■ **What you have to do**:
The answer is the set of lines that include "significance", copied from the data below.

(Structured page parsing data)
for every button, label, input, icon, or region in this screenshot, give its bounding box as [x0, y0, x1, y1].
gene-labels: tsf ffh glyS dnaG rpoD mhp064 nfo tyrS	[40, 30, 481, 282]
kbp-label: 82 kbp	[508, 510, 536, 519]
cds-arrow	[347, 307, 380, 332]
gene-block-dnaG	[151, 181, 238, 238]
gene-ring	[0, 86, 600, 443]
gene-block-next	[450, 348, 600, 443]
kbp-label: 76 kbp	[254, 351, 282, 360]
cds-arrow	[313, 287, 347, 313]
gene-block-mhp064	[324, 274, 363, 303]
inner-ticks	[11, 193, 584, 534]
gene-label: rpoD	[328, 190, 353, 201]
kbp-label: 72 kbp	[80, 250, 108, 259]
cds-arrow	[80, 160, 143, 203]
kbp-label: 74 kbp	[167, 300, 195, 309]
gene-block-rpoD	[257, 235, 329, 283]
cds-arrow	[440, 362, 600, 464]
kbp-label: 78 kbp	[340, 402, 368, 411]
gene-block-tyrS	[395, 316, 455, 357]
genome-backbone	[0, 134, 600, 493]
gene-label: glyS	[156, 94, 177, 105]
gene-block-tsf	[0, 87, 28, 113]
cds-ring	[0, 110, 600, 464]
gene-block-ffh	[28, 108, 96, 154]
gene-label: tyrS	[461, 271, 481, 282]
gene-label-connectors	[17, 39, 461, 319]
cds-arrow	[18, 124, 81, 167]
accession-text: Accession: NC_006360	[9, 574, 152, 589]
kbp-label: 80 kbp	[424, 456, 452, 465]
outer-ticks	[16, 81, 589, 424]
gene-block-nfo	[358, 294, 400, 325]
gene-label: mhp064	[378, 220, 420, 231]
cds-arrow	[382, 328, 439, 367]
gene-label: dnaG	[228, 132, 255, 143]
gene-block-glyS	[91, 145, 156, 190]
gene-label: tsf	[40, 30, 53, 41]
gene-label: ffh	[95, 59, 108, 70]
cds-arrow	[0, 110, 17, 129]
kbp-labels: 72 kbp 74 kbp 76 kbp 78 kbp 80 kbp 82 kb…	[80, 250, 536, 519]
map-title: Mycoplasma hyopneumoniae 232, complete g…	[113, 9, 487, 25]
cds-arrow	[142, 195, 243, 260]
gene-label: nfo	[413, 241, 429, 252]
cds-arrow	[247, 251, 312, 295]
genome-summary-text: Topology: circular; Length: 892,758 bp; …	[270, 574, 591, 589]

---

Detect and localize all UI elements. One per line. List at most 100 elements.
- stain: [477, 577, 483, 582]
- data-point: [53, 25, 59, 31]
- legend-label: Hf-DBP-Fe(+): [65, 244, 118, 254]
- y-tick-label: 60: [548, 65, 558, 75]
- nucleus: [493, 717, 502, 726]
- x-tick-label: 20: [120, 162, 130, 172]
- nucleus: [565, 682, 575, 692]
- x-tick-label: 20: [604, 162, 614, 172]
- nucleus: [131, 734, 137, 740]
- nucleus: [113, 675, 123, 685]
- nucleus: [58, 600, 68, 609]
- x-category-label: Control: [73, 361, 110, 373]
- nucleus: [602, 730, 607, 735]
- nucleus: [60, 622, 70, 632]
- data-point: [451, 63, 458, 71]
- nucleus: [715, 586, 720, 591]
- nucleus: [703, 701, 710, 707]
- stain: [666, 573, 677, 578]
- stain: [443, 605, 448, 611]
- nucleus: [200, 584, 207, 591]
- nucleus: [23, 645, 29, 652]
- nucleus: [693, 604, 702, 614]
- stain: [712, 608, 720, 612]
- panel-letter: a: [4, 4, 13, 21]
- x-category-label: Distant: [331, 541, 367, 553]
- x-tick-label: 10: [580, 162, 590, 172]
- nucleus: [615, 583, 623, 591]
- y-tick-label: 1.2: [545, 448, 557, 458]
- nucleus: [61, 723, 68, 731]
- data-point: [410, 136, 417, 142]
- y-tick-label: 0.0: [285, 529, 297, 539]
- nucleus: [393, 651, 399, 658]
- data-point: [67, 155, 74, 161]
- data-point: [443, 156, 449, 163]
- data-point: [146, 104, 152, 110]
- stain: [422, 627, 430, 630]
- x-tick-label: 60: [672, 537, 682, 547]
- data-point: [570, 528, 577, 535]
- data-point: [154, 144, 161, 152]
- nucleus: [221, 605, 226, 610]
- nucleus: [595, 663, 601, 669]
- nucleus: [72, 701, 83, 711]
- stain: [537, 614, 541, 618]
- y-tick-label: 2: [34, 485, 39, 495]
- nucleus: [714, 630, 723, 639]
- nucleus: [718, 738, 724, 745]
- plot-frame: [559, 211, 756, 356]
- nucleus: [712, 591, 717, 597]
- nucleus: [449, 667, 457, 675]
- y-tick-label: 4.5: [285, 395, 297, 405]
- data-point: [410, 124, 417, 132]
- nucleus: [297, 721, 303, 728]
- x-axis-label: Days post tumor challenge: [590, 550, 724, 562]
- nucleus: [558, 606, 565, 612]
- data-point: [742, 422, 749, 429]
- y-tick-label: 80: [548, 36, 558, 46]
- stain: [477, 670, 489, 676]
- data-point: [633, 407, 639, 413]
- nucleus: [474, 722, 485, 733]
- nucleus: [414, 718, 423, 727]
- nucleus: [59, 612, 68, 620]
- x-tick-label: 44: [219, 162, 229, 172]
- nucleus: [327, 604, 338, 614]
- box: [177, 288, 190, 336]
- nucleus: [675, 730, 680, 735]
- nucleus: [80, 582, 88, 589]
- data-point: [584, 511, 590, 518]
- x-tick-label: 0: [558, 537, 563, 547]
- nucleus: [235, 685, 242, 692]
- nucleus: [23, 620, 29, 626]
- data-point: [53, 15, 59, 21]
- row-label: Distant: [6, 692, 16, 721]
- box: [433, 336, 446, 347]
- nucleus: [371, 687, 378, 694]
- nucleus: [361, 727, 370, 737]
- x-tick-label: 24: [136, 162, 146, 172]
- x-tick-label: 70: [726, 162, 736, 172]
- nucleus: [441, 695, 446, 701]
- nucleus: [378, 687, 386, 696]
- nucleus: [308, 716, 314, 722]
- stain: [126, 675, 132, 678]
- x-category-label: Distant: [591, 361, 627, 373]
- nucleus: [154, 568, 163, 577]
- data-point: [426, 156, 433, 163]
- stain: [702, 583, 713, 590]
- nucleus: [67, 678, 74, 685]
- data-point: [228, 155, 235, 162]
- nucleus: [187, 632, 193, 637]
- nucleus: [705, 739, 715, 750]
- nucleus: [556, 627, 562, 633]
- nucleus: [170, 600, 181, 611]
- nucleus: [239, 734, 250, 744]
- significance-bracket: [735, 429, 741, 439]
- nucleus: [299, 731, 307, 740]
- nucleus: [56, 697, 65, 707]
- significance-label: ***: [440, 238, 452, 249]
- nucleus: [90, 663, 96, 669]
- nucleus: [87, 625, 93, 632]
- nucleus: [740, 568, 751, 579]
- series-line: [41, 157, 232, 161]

■ **Task output**:
- significance-bracket: [735, 429, 741, 439]
- significance-label: ***: [440, 238, 452, 249]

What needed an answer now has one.